▶ [Work item]:
Each line of the records below that holds "Offiziere" should be copied out.

Images of pages and their text:
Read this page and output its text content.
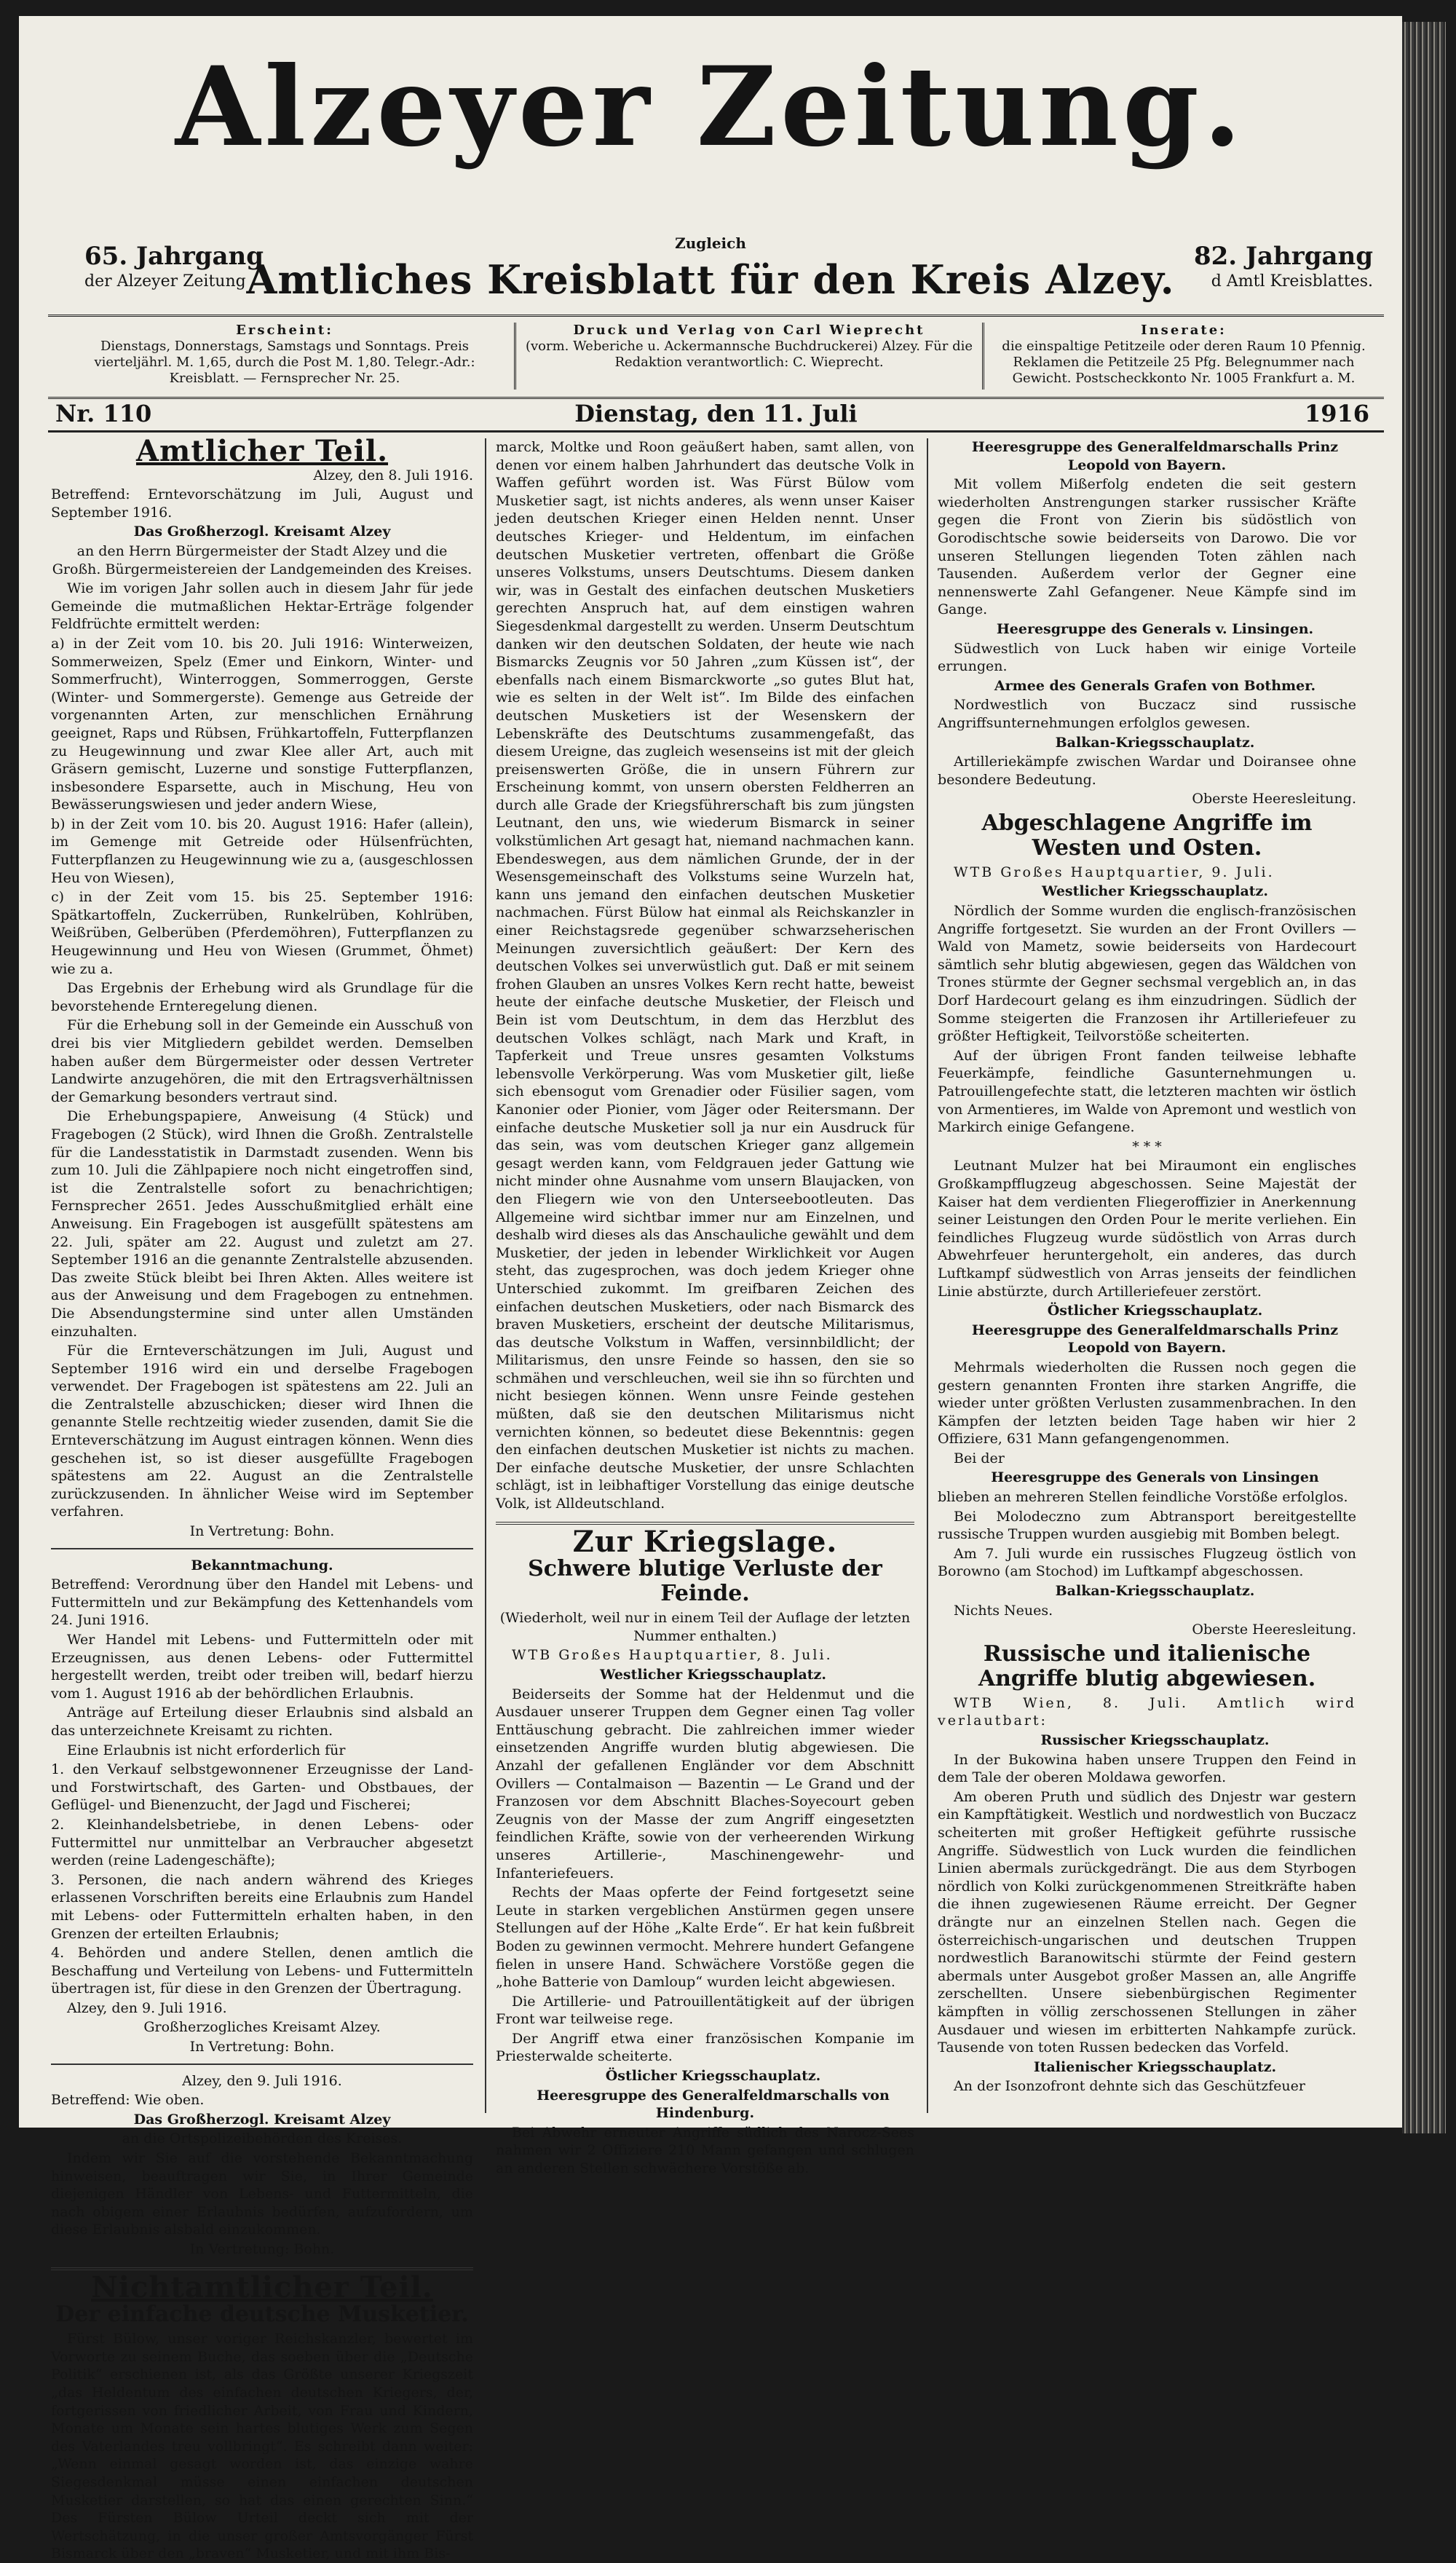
Alzeyer Zeitung.
65. Jahrgang
der Alzeyer Zeitung
Zugleich
Amtliches Kreisblatt für den Kreis Alzey. 82. Jahrgang
d Amtl Kreisblattes.
Erscheint:
Dienstags, Donnerstags, Samstags und Sonntags. Preis vierteljährl. M. 1,65, durch die Post M. 1,80. Telegr.-Adr.: Kreisblatt. — Fernsprecher Nr. 25.
Druck und Verlag von Carl Wieprecht
(vorm. Weberiche u. Ackermannsche Buchdruckerei) Alzey. Für die Redaktion verantwortlich: C. Wieprecht.
Inserate:
die einspaltige Petitzeile oder deren Raum 10 Pfennig. Reklamen die Petitzeile 25 Pfg. Belegnummer nach Gewicht. Postscheckkonto Nr. 1005 Frankfurt a. M.
Nr. 110	Dienstag, den 11. Juli	1916
Amtlicher Teil.

Alzey, den 8. Juli 1916.

Betreffend: Erntevorschätzung im Juli, August und September 1916.

Das Großherzogl. Kreisamt Alzey

an den Herrn Bürgermeister der Stadt Alzey und die Großh. Bürgermeistereien der Landgemeinden des Kreises.

Wie im vorigen Jahr sollen auch in diesem Jahr für jede Gemeinde die mutmaßlichen Hektar-Erträge folgender Feldfrüchte ermittelt werden:

a) in der Zeit vom 10. bis 20. Juli 1916: Winterweizen, Sommerweizen, Spelz (Emer und Einkorn, Winter- und Sommerfrucht), Winterroggen, Sommerroggen, Gerste (Winter- und Sommergerste). Gemenge aus Getreide der vorgenannten Arten, zur menschlichen Ernährung geeignet, Raps und Rübsen, Frühkartoffeln, Futterpflanzen zu Heugewinnung und zwar Klee aller Art, auch mit Gräsern gemischt, Luzerne und sonstige Futterpflanzen, insbesondere Esparsette, auch in Mischung, Heu von Bewässerungswiesen und jeder andern Wiese,

b) in der Zeit vom 10. bis 20. August 1916: Hafer (allein), im Gemenge mit Getreide oder Hülsenfrüchten, Futterpflanzen zu Heugewinnung wie zu a, (ausgeschlossen Heu von Wiesen),

c) in der Zeit vom 15. bis 25. September 1916: Spätkartoffeln, Zuckerrüben, Runkelrüben, Kohlrüben, Weißrüben, Gelberüben (Pferdemöhren), Futterpflanzen zu Heugewinnung und Heu von Wiesen (Grummet, Öhmet) wie zu a.

Das Ergebnis der Erhebung wird als Grundlage für die bevorstehende Ernteregelung dienen.

Für die Erhebung soll in der Gemeinde ein Ausschuß von drei bis vier Mitgliedern gebildet werden. Demselben haben außer dem Bürgermeister oder dessen Vertreter Landwirte anzugehören, die mit den Ertragsverhältnissen der Gemarkung besonders vertraut sind.

Die Erhebungspapiere, Anweisung (4 Stück) und Fragebogen (2 Stück), wird Ihnen die Großh. Zentralstelle für die Landesstatistik in Darmstadt zusenden. Wenn bis zum 10. Juli die Zählpapiere noch nicht eingetroffen sind, ist die Zentralstelle sofort zu benachrichtigen; Fernsprecher 2651. Jedes Ausschußmitglied erhält eine Anweisung. Ein Fragebogen ist ausgefüllt spätestens am 22. Juli, später am 22. August und zuletzt am 27. September 1916 an die genannte Zentralstelle abzusenden. Das zweite Stück bleibt bei Ihren Akten. Alles weitere ist aus der Anweisung und dem Fragebogen zu entnehmen. Die Absendungstermine sind unter allen Umständen einzuhalten.

Für die Ernteverschätzungen im Juli, August und September 1916 wird ein und derselbe Fragebogen verwendet. Der Fragebogen ist spätestens am 22. Juli an die Zentralstelle abzuschicken; dieser wird Ihnen die genannte Stelle rechtzeitig wieder zusenden, damit Sie die Ernteverschätzung im August eintragen können. Wenn dies geschehen ist, so ist dieser ausgefüllte Fragebogen spätestens am 22. August an die Zentralstelle zurückzusenden. In ähnlicher Weise wird im September verfahren.

In Vertretung: Bohn.

Bekanntmachung.

Betreffend: Verordnung über den Handel mit Lebens- und Futtermitteln und zur Bekämpfung des Kettenhandels vom 24. Juni 1916.

Wer Handel mit Lebens- und Futtermitteln oder mit Erzeugnissen, aus denen Lebens- oder Futtermittel hergestellt werden, treibt oder treiben will, bedarf hierzu vom 1. August 1916 ab der behördlichen Erlaubnis.

Anträge auf Erteilung dieser Erlaubnis sind alsbald an das unterzeichnete Kreisamt zu richten.

Eine Erlaubnis ist nicht erforderlich für

1. den Verkauf selbstgewonnener Erzeugnisse der Land- und Forstwirtschaft, des Garten- und Obstbaues, der Geflügel- und Bienenzucht, der Jagd und Fischerei;

2. Kleinhandelsbetriebe, in denen Lebens- oder Futtermittel nur unmittelbar an Verbraucher abgesetzt werden (reine Ladengeschäfte);

3. Personen, die nach andern während des Krieges erlassenen Vorschriften bereits eine Erlaubnis zum Handel mit Lebens- oder Futtermitteln erhalten haben, in den Grenzen der erteilten Erlaubnis;

4. Behörden und andere Stellen, denen amtlich die Beschaffung und Verteilung von Lebens- und Futtermitteln übertragen ist, für diese in den Grenzen der Übertragung.

Alzey, den 9. Juli 1916.

Großherzogliches Kreisamt Alzey.

In Vertretung: Bohn.

Alzey, den 9. Juli 1916.

Betreffend: Wie oben.

Das Großherzogl. Kreisamt Alzey

an die Ortspolizeibehörden des Kreises.

Indem wir Sie auf die vorstehende Bekanntmachung hinweisen, beauftragen wir Sie, in Ihrer Gemeinde diejenigen Händler von Lebens- und Futtermitteln, die nach obigem einer Erlaubnis bedürfen, aufzufordern, um diese Erlaubnis alsbald einzukommen.

In Vertretung: Bohn.

Nichtamtlicher Teil.
Der einfache deutsche Musketier.

Fürst Bülow, unser voriger Reichskanzler, bewertet im Vorworte zu seinem Buche, das soeben über die „Deutsche Politik“ erschienen ist, als das Größte unserer Kriegszeit „das Heldentum des einfachen deutschen Kriegers, der, fortgerissen von friedlicher Arbeit, von Frau und Kindern, Monate um Monate sein hartes blutiges Werk zum Segen des Vaterlandes treu vollbringt“. Es schreibt dann weiter: „Wenn einmal gesagt worden ist, das einzige wahre Siegesdenkmal müsse einen einfachen deutschen Musketier darstellen, so hat das einen gerechten Sinn.“ Des Fürsten Bülow Urteil deckt sich mit der Wertschätzung, in die unser großer Amtsvorgänger Fürst Bismarck über den „braven“ Musketier, und mit ihm Bis-

marck, Moltke und Roon geäußert haben, samt allen, von denen vor einem halben Jahrhundert das deutsche Volk in Waffen geführt worden ist. Was Fürst Bülow vom Musketier sagt, ist nichts anderes, als wenn unser Kaiser jeden deutschen Krieger einen Helden nennt. Unser deutsches Krieger- und Heldentum, im einfachen deutschen Musketier vertreten, offenbart die Größe unseres Volkstums, unsers Deutschtums. Diesem danken wir, was in Gestalt des einfachen deutschen Musketiers gerechten Anspruch hat, auf dem einstigen wahren Siegesdenkmal dargestellt zu werden. Unserm Deutschtum danken wir den deutschen Soldaten, der heute wie nach Bismarcks Zeugnis vor 50 Jahren „zum Küssen ist“, der ebenfalls nach einem Bismarckworte „so gutes Blut hat, wie es selten in der Welt ist“. Im Bilde des einfachen deutschen Musketiers ist der Wesenskern der Lebenskräfte des Deutschtums zusammengefaßt, das diesem Ureigne, das zugleich wesenseins ist mit der gleich preisenswerten Größe, die in unsern Führern zur Erscheinung kommt, von unsern obersten Feldherren an durch alle Grade der Kriegsführerschaft bis zum jüngsten Leutnant, den uns, wie wiederum Bismarck in seiner volkstümlichen Art gesagt hat, niemand nachmachen kann. Ebendeswegen, aus dem nämlichen Grunde, der in der Wesensgemeinschaft des Volkstums seine Wurzeln hat, kann uns jemand den einfachen deutschen Musketier nachmachen. Fürst Bülow hat einmal als Reichskanzler in einer Reichstagsrede gegenüber schwarzseherischen Meinungen zuversichtlich geäußert: Der Kern des deutschen Volkes sei unverwüstlich gut. Daß er mit seinem frohen Glauben an unsres Volkes Kern recht hatte, beweist heute der einfache deutsche Musketier, der Fleisch und Bein ist vom Deutschtum, in dem das Herzblut des deutschen Volkes schlägt, nach Mark und Kraft, in Tapferkeit und Treue unsres gesamten Volkstums lebensvolle Verkörperung. Was vom Musketier gilt, ließe sich ebensogut vom Grenadier oder Füsilier sagen, vom Kanonier oder Pionier, vom Jäger oder Reitersmann. Der einfache deutsche Musketier soll ja nur ein Ausdruck für das sein, was vom deutschen Krieger ganz allgemein gesagt werden kann, vom Feldgrauen jeder Gattung wie nicht minder ohne Ausnahme vom unsern Blaujacken, von den Fliegern wie von den Unterseebootleuten. Das Allgemeine wird sichtbar immer nur am Einzelnen, und deshalb wird dieses als das Anschauliche gewählt und dem Musketier, der jeden in lebender Wirklichkeit vor Augen steht, das zugesprochen, was doch jedem Krieger ohne Unterschied zukommt. Im greifbaren Zeichen des einfachen deutschen Musketiers, oder nach Bismarck des braven Musketiers, erscheint der deutsche Militarismus, das deutsche Volkstum in Waffen, versinnbildlicht; der Militarismus, den unsre Feinde so hassen, den sie so schmähen und verschleuchen, weil sie ihn so fürchten und nicht besiegen können. Wenn unsre Feinde gestehen müßten, daß sie den deutschen Militarismus nicht vernichten können, so bedeutet diese Bekenntnis: gegen den einfachen deutschen Musketier ist nichts zu machen. Der einfache deutsche Musketier, der unsre Schlachten schlägt, ist in leibhaftiger Vorstellung das einige deutsche Volk, ist Alldeutschland.

Zur Kriegslage.
Schwere blutige Verluste der Feinde.

(Wiederholt, weil nur in einem Teil der Auflage der letzten Nummer enthalten.)

WTB Großes Hauptquartier, 8. Juli.

Westlicher Kriegsschauplatz.

Beiderseits der Somme hat der Heldenmut und die Ausdauer unserer Truppen dem Gegner einen Tag voller Enttäuschung gebracht. Die zahlreichen immer wieder einsetzenden Angriffe wurden blutig abgewiesen. Die Anzahl der gefallenen Engländer vor dem Abschnitt Ovillers — Contalmaison — Bazentin — Le Grand und der Franzosen vor dem Abschnitt Blaches-Soyecourt geben Zeugnis von der Masse der zum Angriff eingesetzten feindlichen Kräfte, sowie von der verheerenden Wirkung unseres Artillerie-, Maschinengewehr- und Infanteriefeuers.

Rechts der Maas opferte der Feind fortgesetzt seine Leute in starken vergeblichen Anstürmen gegen unsere Stellungen auf der Höhe „Kalte Erde“. Er hat kein fußbreit Boden zu gewinnen vermocht. Mehrere hundert Gefangene fielen in unsere Hand. Schwächere Vorstöße gegen die „hohe Batterie von Damloup“ wurden leicht abgewiesen.

Die Artillerie- und Patrouillentätigkeit auf der übrigen Front war teilweise rege.

Der Angriff etwa einer französischen Kompanie im Priesterwalde scheiterte.

Östlicher Kriegsschauplatz.

Heeresgruppe des Generalfeldmarschalls von Hindenburg.

Bei Abwehr erneuter Angriffe südlich des Narocz-Sees nahmen wir 2 Offiziere 210 Mann gefangen und schlugen an anderen Stellen schwächere Vorstöße ab.

Heeresgruppe des Generalfeldmarschalls Prinz Leopold von Bayern.

Mit vollem Mißerfolg endeten die seit gestern wiederholten Anstrengungen starker russischer Kräfte gegen die Front von Zierin bis südöstlich von Gorodischtsche sowie beiderseits von Darowo. Die vor unseren Stellungen liegenden Toten zählen nach Tausenden. Außerdem verlor der Gegner eine nennenswerte Zahl Gefangener. Neue Kämpfe sind im Gange.

Heeresgruppe des Generals v. Linsingen.

Südwestlich von Luck haben wir einige Vorteile errungen.

Armee des Generals Grafen von Bothmer.

Nordwestlich von Buczacz sind russische Angriffsunternehmungen erfolglos gewesen.

Balkan-Kriegsschauplatz.

Artilleriekämpfe zwischen Wardar und Doiransee ohne besondere Bedeutung.

Oberste Heeresleitung.

Abgeschlagene Angriffe im Westen und Osten.

WTB Großes Hauptquartier, 9. Juli.

Westlicher Kriegsschauplatz.

Nördlich der Somme wurden die englisch-französischen Angriffe fortgesetzt. Sie wurden an der Front Ovillers — Wald von Mametz, sowie beiderseits von Hardecourt sämtlich sehr blutig abgewiesen, gegen das Wäldchen von Trones stürmte der Gegner sechsmal vergeblich an, in das Dorf Hardecourt gelang es ihm einzudringen. Südlich der Somme steigerten die Franzosen ihr Artilleriefeuer zu größter Heftigkeit, Teilvorstöße scheiterten.

Auf der übrigen Front fanden teilweise lebhafte Feuerkämpfe, feindliche Gasunternehmungen u. Patrouillengefechte statt, die letzteren machten wir östlich von Armentieres, im Walde von Apremont und westlich von Markirch einige Gefangene.

* * *

Leutnant Mulzer hat bei Miraumont ein englisches Großkampfflugzeug abgeschossen. Seine Majestät der Kaiser hat dem verdienten Fliegeroffizier in Anerkennung seiner Leistungen den Orden Pour le merite verliehen. Ein feindliches Flugzeug wurde südöstlich von Arras durch Abwehrfeuer heruntergeholt, ein anderes, das durch Luftkampf südwestlich von Arras jenseits der feindlichen Linie abstürzte, durch Artilleriefeuer zerstört.

Östlicher Kriegsschauplatz.

Heeresgruppe des Generalfeldmarschalls Prinz Leopold von Bayern.

Mehrmals wiederholten die Russen noch gegen die gestern genannten Fronten ihre starken Angriffe, die wieder unter größten Verlusten zusammenbrachen. In den Kämpfen der letzten beiden Tage haben wir hier 2 Offiziere, 631 Mann gefangengenommen.

Bei der

Heeresgruppe des Generals von Linsingen

blieben an mehreren Stellen feindliche Vorstöße erfolglos.

Bei Molodeczno zum Abtransport bereitgestellte russische Truppen wurden ausgiebig mit Bomben belegt.

Am 7. Juli wurde ein russisches Flugzeug östlich von Borowno (am Stochod) im Luftkampf abgeschossen.

Balkan-Kriegsschauplatz.

Nichts Neues.

Oberste Heeresleitung.

Russische und italienische Angriffe blutig abgewiesen.

WTB Wien, 8. Juli. Amtlich wird verlautbart:

Russischer Kriegsschauplatz.

In der Bukowina haben unsere Truppen den Feind in dem Tale der oberen Moldawa geworfen.

Am oberen Pruth und südlich des Dnjestr war gestern ein Kampftätigkeit. Westlich und nordwestlich von Buczacz scheiterten mit großer Heftigkeit geführte russische Angriffe. Südwestlich von Luck wurden die feindlichen Linien abermals zurückgedrängt. Die aus dem Styrbogen nördlich von Kolki zurückgenommenen Streitkräfte haben die ihnen zugewiesenen Räume erreicht. Der Gegner drängte nur an einzelnen Stellen nach. Gegen die österreichisch-ungarischen und deutschen Truppen nordwestlich Baranowitschi stürmte der Feind gestern abermals unter Ausgebot großer Massen an, alle Angriffe zerschellten. Unsere siebenbürgischen Regimenter kämpften in völlig zerschossenen Stellungen in zäher Ausdauer und wiesen im erbitterten Nahkampfe zurück. Tausende von toten Russen bedecken das Vorfeld.

Italienischer Kriegsschauplatz.

An der Isonzofront dehnte sich das Geschützfeuer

▶ [Written response]:
Bei Abwehr erneuter Angriffe südlich des Narocz-Sees nahmen wir 2 Offiziere 210 Mann gefangen und schlugen an anderen Stellen schwächere Vorstöße ab.
Mehrmals wiederholten die Russen noch gegen die gestern genannten Fronten ihre starken Angriffe, die wieder unter größten Verlusten zusammenbrachen. In den Kämpfen der letzten beiden Tage haben wir hier 2 Offiziere, 631 Mann gefangengenommen.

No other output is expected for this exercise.